*SHORT PROBLEM*
Would you write out the listing verbatim and skip every picture in it?

Entries from a visual dataset:
· · · ·

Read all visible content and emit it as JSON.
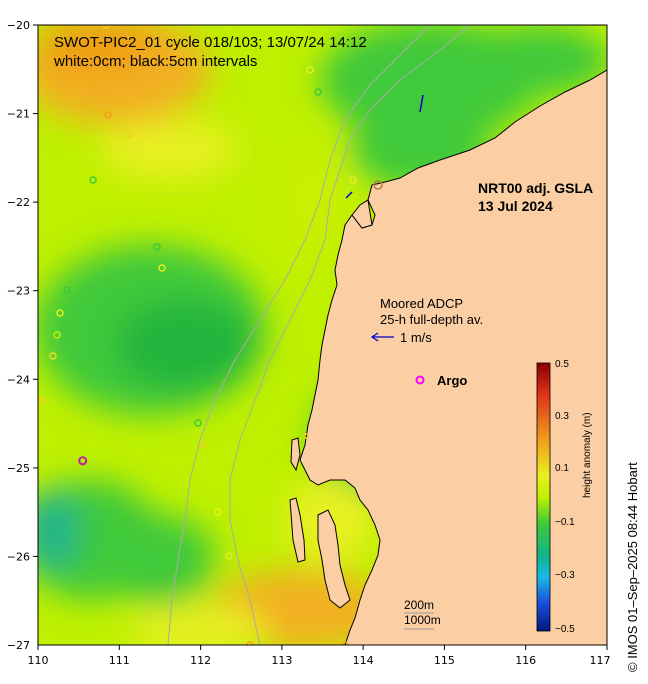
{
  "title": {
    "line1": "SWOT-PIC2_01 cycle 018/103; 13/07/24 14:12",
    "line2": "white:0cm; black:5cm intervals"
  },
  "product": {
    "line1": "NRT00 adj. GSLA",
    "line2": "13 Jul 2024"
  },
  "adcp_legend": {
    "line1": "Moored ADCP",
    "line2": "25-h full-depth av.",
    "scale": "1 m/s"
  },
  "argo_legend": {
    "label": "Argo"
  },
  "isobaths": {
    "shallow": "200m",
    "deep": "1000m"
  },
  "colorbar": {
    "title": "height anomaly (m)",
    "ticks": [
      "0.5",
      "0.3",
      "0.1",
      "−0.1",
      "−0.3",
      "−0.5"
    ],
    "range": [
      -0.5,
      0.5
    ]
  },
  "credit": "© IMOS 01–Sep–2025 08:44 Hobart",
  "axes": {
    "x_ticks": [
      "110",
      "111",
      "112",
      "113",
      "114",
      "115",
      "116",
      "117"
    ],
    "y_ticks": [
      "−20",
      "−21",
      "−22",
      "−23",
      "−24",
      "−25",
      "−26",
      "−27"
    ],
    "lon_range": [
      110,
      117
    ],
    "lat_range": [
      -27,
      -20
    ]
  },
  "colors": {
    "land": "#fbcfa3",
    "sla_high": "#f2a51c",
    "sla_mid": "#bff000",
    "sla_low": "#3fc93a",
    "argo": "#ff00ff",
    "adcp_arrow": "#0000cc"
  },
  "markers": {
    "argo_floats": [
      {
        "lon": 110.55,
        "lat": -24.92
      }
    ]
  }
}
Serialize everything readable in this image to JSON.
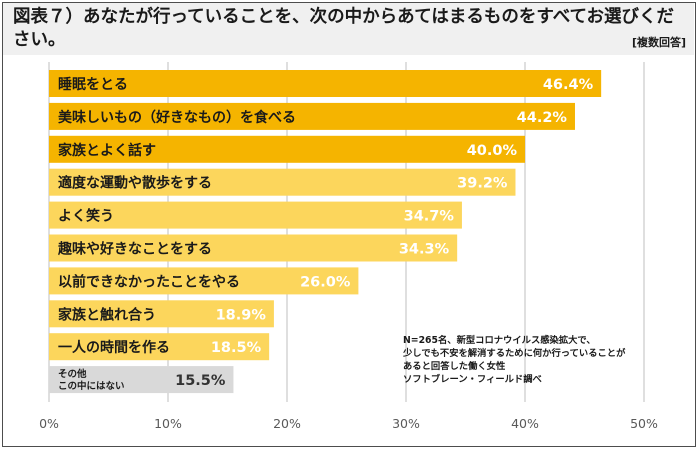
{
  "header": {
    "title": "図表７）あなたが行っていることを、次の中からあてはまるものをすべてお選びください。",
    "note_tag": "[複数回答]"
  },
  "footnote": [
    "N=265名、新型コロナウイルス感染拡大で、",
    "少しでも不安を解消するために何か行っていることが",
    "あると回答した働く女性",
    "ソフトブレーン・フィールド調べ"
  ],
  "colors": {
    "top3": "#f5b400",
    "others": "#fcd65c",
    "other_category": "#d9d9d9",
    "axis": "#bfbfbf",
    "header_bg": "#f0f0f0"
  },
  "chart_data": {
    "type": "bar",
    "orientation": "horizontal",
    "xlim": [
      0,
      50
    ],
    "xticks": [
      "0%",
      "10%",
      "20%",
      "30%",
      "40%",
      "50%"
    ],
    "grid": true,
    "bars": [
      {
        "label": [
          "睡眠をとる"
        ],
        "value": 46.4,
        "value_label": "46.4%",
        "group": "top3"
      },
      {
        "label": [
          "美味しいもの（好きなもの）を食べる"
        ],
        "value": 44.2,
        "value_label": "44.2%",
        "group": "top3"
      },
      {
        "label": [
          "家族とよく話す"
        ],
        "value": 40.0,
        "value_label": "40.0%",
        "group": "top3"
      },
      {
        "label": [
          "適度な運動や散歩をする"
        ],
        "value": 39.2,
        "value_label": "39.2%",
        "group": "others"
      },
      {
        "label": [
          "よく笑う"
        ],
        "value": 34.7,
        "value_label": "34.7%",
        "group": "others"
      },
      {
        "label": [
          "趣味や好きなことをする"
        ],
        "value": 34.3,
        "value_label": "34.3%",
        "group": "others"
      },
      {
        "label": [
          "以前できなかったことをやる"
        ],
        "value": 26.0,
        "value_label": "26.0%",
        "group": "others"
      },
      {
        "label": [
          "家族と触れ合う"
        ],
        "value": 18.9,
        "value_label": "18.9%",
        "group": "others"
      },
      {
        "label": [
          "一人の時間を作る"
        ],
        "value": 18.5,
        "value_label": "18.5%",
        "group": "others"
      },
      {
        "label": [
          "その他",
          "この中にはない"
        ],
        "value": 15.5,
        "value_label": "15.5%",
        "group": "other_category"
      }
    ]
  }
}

· · · ·

*EXERCISE OUTPUT*
Read all visible content and emit it as JSON.
{
  "title": {
    "line1": "SWOT-PIC2_01 cycle 018/103; 13/07/24 14:12",
    "line2": "white:0cm; black:5cm intervals"
  },
  "product": {
    "line1": "NRT00 adj. GSLA",
    "line2": "13 Jul 2024"
  },
  "adcp_legend": {
    "line1": "Moored ADCP",
    "line2": "25-h full-depth av.",
    "scale": "1 m/s"
  },
  "argo_legend": {
    "label": "Argo"
  },
  "isobaths": {
    "shallow": "200m",
    "deep": "1000m"
  },
  "colorbar": {
    "title": "height anomaly (m)",
    "ticks": [
      "0.5",
      "0.3",
      "0.1",
      "−0.1",
      "−0.3",
      "−0.5"
    ],
    "range": [
      -0.5,
      0.5
    ]
  },
  "credit": "© IMOS 01–Sep–2025 08:44 Hobart",
  "axes": {
    "x_ticks": [
      "110",
      "111",
      "112",
      "113",
      "114",
      "115",
      "116",
      "117"
    ],
    "y_ticks": [
      "−20",
      "−21",
      "−22",
      "−23",
      "−24",
      "−25",
      "−26",
      "−27"
    ],
    "lon_range": [
      110,
      117
    ],
    "lat_range": [
      -27,
      -20
    ]
  },
  "colors": {
    "land": "#fbcfa3",
    "sla_high": "#f2a51c",
    "sla_mid": "#bff000",
    "sla_low": "#3fc93a",
    "argo": "#ff00ff",
    "adcp_arrow": "#0000cc"
  },
  "markers": {
    "argo_floats": [
      {
        "lon": 110.55,
        "lat": -24.92
      }
    ]
  }
}
Serialize everything readable in this image to JSON.
{
  "header": {
    "title": "図表７）あなたが行っていることを、次の中からあてはまるものをすべてお選びください。",
    "note_tag": "[複数回答]"
  },
  "footnote": [
    "N=265名、新型コロナウイルス感染拡大で、",
    "少しでも不安を解消するために何か行っていることが",
    "あると回答した働く女性",
    "ソフトブレーン・フィールド調べ"
  ],
  "colors": {
    "top3": "#f5b400",
    "others": "#fcd65c",
    "other_category": "#d9d9d9",
    "axis": "#bfbfbf",
    "header_bg": "#f0f0f0"
  },
  "chart_data": {
    "type": "bar",
    "orientation": "horizontal",
    "xlim": [
      0,
      50
    ],
    "xticks": [
      "0%",
      "10%",
      "20%",
      "30%",
      "40%",
      "50%"
    ],
    "grid": true,
    "bars": [
      {
        "label": [
          "睡眠をとる"
        ],
        "value": 46.4,
        "value_label": "46.4%",
        "group": "top3"
      },
      {
        "label": [
          "美味しいもの（好きなもの）を食べる"
        ],
        "value": 44.2,
        "value_label": "44.2%",
        "group": "top3"
      },
      {
        "label": [
          "家族とよく話す"
        ],
        "value": 40.0,
        "value_label": "40.0%",
        "group": "top3"
      },
      {
        "label": [
          "適度な運動や散歩をする"
        ],
        "value": 39.2,
        "value_label": "39.2%",
        "group": "others"
      },
      {
        "label": [
          "よく笑う"
        ],
        "value": 34.7,
        "value_label": "34.7%",
        "group": "others"
      },
      {
        "label": [
          "趣味や好きなことをする"
        ],
        "value": 34.3,
        "value_label": "34.3%",
        "group": "others"
      },
      {
        "label": [
          "以前できなかったことをやる"
        ],
        "value": 26.0,
        "value_label": "26.0%",
        "group": "others"
      },
      {
        "label": [
          "家族と触れ合う"
        ],
        "value": 18.9,
        "value_label": "18.9%",
        "group": "others"
      },
      {
        "label": [
          "一人の時間を作る"
        ],
        "value": 18.5,
        "value_label": "18.5%",
        "group": "others"
      },
      {
        "label": [
          "その他",
          "この中にはない"
        ],
        "value": 15.5,
        "value_label": "15.5%",
        "group": "other_category"
      }
    ]
  }
}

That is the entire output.